[Exercise details]: Write the data out again exactly, with no pictures.
* Start Dataset rows *
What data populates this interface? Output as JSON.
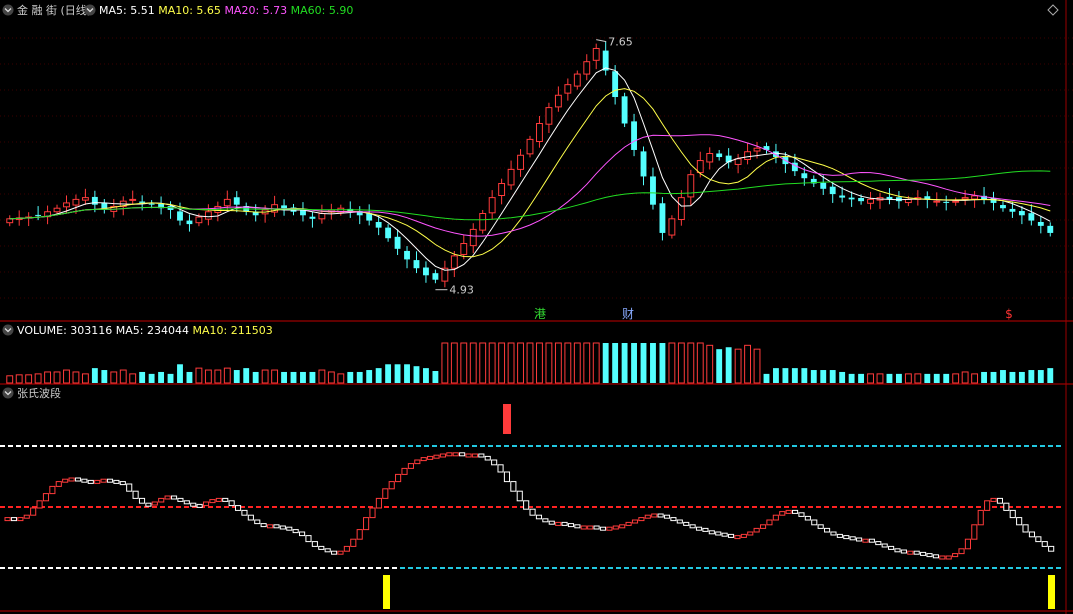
{
  "colors": {
    "up": "#ff3b3b",
    "down": "#54ffff",
    "ma5": "#ffffff",
    "ma10": "#ffff4a",
    "ma20": "#ff55ff",
    "ma60": "#22dd22",
    "sep": "#9a0000",
    "grid": "#7a0000",
    "label": "#cccccc",
    "cyan_line": "#22c8e0",
    "red_line": "#ff2222",
    "white_line": "#ffffff",
    "yellow": "#ffff00"
  },
  "price_panel": {
    "title": "金 融 街 (日线)",
    "indicators": [
      {
        "label": "MA5:",
        "value": "5.51",
        "color_key": "ma5"
      },
      {
        "label": "MA10:",
        "value": "5.65",
        "color_key": "ma10"
      },
      {
        "label": "MA20:",
        "value": "5.73",
        "color_key": "ma20"
      },
      {
        "label": "MA60:",
        "value": "5.90",
        "color_key": "ma60"
      }
    ],
    "high_label": "7.65",
    "low_label": "4.93",
    "markers": [
      {
        "text": "港",
        "color": "#33dd33"
      },
      {
        "text": "财",
        "color": "#88aaff"
      },
      {
        "text": "$",
        "color": "#ff3333"
      }
    ]
  },
  "volume_panel": {
    "indicators": [
      {
        "label": "VOLUME:",
        "value": "303116",
        "color_key": "ma5"
      },
      {
        "label": "MA5:",
        "value": "234044",
        "color_key": "ma5"
      },
      {
        "label": "MA10:",
        "value": "211503",
        "color_key": "ma10"
      }
    ]
  },
  "wave_panel": {
    "title": "张氏波段"
  },
  "chart_data": {
    "type": "candlestick",
    "title": "金 融 街 (日线)",
    "price_extremes": {
      "high": 7.65,
      "low": 4.93
    },
    "ma_latest": {
      "MA5": 5.51,
      "MA10": 5.65,
      "MA20": 5.73,
      "MA60": 5.9
    },
    "volume_latest": {
      "VOLUME": 303116,
      "MA5": 234044,
      "MA10": 211503
    },
    "close_series": [
      5.62,
      5.63,
      5.64,
      5.66,
      5.7,
      5.74,
      5.8,
      5.84,
      5.86,
      5.78,
      5.72,
      5.76,
      5.82,
      5.84,
      5.8,
      5.78,
      5.74,
      5.72,
      5.6,
      5.56,
      5.64,
      5.7,
      5.76,
      5.84,
      5.78,
      5.7,
      5.66,
      5.72,
      5.78,
      5.74,
      5.7,
      5.66,
      5.62,
      5.68,
      5.72,
      5.74,
      5.7,
      5.66,
      5.6,
      5.52,
      5.4,
      5.28,
      5.16,
      5.06,
      4.98,
      4.93,
      5.06,
      5.2,
      5.34,
      5.5,
      5.68,
      5.86,
      6.02,
      6.18,
      6.34,
      6.52,
      6.7,
      6.88,
      7.02,
      7.14,
      7.26,
      7.4,
      7.55,
      7.3,
      7.0,
      6.7,
      6.4,
      6.1,
      5.78,
      5.46,
      5.62,
      5.86,
      6.12,
      6.28,
      6.36,
      6.32,
      6.26,
      6.3,
      6.38,
      6.42,
      6.4,
      6.32,
      6.24,
      6.16,
      6.08,
      6.02,
      5.96,
      5.9,
      5.86,
      5.84,
      5.82,
      5.84,
      5.86,
      5.84,
      5.82,
      5.84,
      5.86,
      5.84,
      5.82,
      5.8,
      5.82,
      5.86,
      5.88,
      5.84,
      5.8,
      5.74,
      5.7,
      5.66,
      5.6,
      5.54,
      5.46
    ],
    "wave_series": [
      42,
      41,
      42,
      44,
      50,
      56,
      62,
      68,
      72,
      74,
      75,
      74,
      73,
      72,
      73,
      74,
      73,
      72,
      70,
      64,
      58,
      54,
      53,
      55,
      58,
      60,
      58,
      56,
      54,
      53,
      52,
      55,
      57,
      58,
      56,
      52,
      48,
      44,
      40,
      37,
      36,
      36,
      35,
      34,
      32,
      30,
      27,
      22,
      18,
      16,
      14,
      12,
      14,
      18,
      24,
      32,
      42,
      50,
      58,
      66,
      72,
      78,
      83,
      87,
      90,
      92,
      93,
      94,
      95,
      96,
      96,
      95,
      95,
      95,
      93,
      90,
      86,
      80,
      72,
      64,
      56,
      49,
      44,
      41,
      39,
      38,
      38,
      37,
      36,
      35,
      35,
      35,
      34,
      33,
      34,
      35,
      36,
      38,
      40,
      42,
      44,
      45,
      44,
      42,
      40,
      38,
      36,
      34,
      33,
      31,
      30,
      29,
      28,
      27,
      27,
      28,
      30,
      33,
      36,
      40,
      44,
      47,
      48,
      46,
      43,
      40,
      36,
      33,
      30,
      28,
      27,
      26,
      25,
      24,
      24,
      22,
      20,
      18,
      16,
      15,
      14,
      14,
      13,
      12,
      11,
      10,
      10,
      10,
      12,
      16,
      24,
      36,
      48,
      56,
      58,
      54,
      48,
      42,
      36,
      30,
      26,
      22,
      18,
      14
    ]
  }
}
* End Dataset rows *
[Solved exercise]:
What data populates this interface? Output as JSON.
{
  "colors": {
    "up": "#ff3b3b",
    "down": "#54ffff",
    "ma5": "#ffffff",
    "ma10": "#ffff4a",
    "ma20": "#ff55ff",
    "ma60": "#22dd22",
    "sep": "#9a0000",
    "grid": "#7a0000",
    "label": "#cccccc",
    "cyan_line": "#22c8e0",
    "red_line": "#ff2222",
    "white_line": "#ffffff",
    "yellow": "#ffff00"
  },
  "price_panel": {
    "title": "金 融 街 (日线)",
    "indicators": [
      {
        "label": "MA5:",
        "value": "5.51",
        "color_key": "ma5"
      },
      {
        "label": "MA10:",
        "value": "5.65",
        "color_key": "ma10"
      },
      {
        "label": "MA20:",
        "value": "5.73",
        "color_key": "ma20"
      },
      {
        "label": "MA60:",
        "value": "5.90",
        "color_key": "ma60"
      }
    ],
    "high_label": "7.65",
    "low_label": "4.93",
    "markers": [
      {
        "text": "港",
        "color": "#33dd33"
      },
      {
        "text": "财",
        "color": "#88aaff"
      },
      {
        "text": "$",
        "color": "#ff3333"
      }
    ]
  },
  "volume_panel": {
    "indicators": [
      {
        "label": "VOLUME:",
        "value": "303116",
        "color_key": "ma5"
      },
      {
        "label": "MA5:",
        "value": "234044",
        "color_key": "ma5"
      },
      {
        "label": "MA10:",
        "value": "211503",
        "color_key": "ma10"
      }
    ]
  },
  "wave_panel": {
    "title": "张氏波段"
  },
  "chart_data": {
    "type": "candlestick",
    "title": "金 融 街 (日线)",
    "price_extremes": {
      "high": 7.65,
      "low": 4.93
    },
    "ma_latest": {
      "MA5": 5.51,
      "MA10": 5.65,
      "MA20": 5.73,
      "MA60": 5.9
    },
    "volume_latest": {
      "VOLUME": 303116,
      "MA5": 234044,
      "MA10": 211503
    },
    "close_series": [
      5.62,
      5.63,
      5.64,
      5.66,
      5.7,
      5.74,
      5.8,
      5.84,
      5.86,
      5.78,
      5.72,
      5.76,
      5.82,
      5.84,
      5.8,
      5.78,
      5.74,
      5.72,
      5.6,
      5.56,
      5.64,
      5.7,
      5.76,
      5.84,
      5.78,
      5.7,
      5.66,
      5.72,
      5.78,
      5.74,
      5.7,
      5.66,
      5.62,
      5.68,
      5.72,
      5.74,
      5.7,
      5.66,
      5.6,
      5.52,
      5.4,
      5.28,
      5.16,
      5.06,
      4.98,
      4.93,
      5.06,
      5.2,
      5.34,
      5.5,
      5.68,
      5.86,
      6.02,
      6.18,
      6.34,
      6.52,
      6.7,
      6.88,
      7.02,
      7.14,
      7.26,
      7.4,
      7.55,
      7.3,
      7.0,
      6.7,
      6.4,
      6.1,
      5.78,
      5.46,
      5.62,
      5.86,
      6.12,
      6.28,
      6.36,
      6.32,
      6.26,
      6.3,
      6.38,
      6.42,
      6.4,
      6.32,
      6.24,
      6.16,
      6.08,
      6.02,
      5.96,
      5.9,
      5.86,
      5.84,
      5.82,
      5.84,
      5.86,
      5.84,
      5.82,
      5.84,
      5.86,
      5.84,
      5.82,
      5.8,
      5.82,
      5.86,
      5.88,
      5.84,
      5.8,
      5.74,
      5.7,
      5.66,
      5.6,
      5.54,
      5.46
    ],
    "wave_series": [
      42,
      41,
      42,
      44,
      50,
      56,
      62,
      68,
      72,
      74,
      75,
      74,
      73,
      72,
      73,
      74,
      73,
      72,
      70,
      64,
      58,
      54,
      53,
      55,
      58,
      60,
      58,
      56,
      54,
      53,
      52,
      55,
      57,
      58,
      56,
      52,
      48,
      44,
      40,
      37,
      36,
      36,
      35,
      34,
      32,
      30,
      27,
      22,
      18,
      16,
      14,
      12,
      14,
      18,
      24,
      32,
      42,
      50,
      58,
      66,
      72,
      78,
      83,
      87,
      90,
      92,
      93,
      94,
      95,
      96,
      96,
      95,
      95,
      95,
      93,
      90,
      86,
      80,
      72,
      64,
      56,
      49,
      44,
      41,
      39,
      38,
      38,
      37,
      36,
      35,
      35,
      35,
      34,
      33,
      34,
      35,
      36,
      38,
      40,
      42,
      44,
      45,
      44,
      42,
      40,
      38,
      36,
      34,
      33,
      31,
      30,
      29,
      28,
      27,
      27,
      28,
      30,
      33,
      36,
      40,
      44,
      47,
      48,
      46,
      43,
      40,
      36,
      33,
      30,
      28,
      27,
      26,
      25,
      24,
      24,
      22,
      20,
      18,
      16,
      15,
      14,
      14,
      13,
      12,
      11,
      10,
      10,
      10,
      12,
      16,
      24,
      36,
      48,
      56,
      58,
      54,
      48,
      42,
      36,
      30,
      26,
      22,
      18,
      14
    ]
  }
}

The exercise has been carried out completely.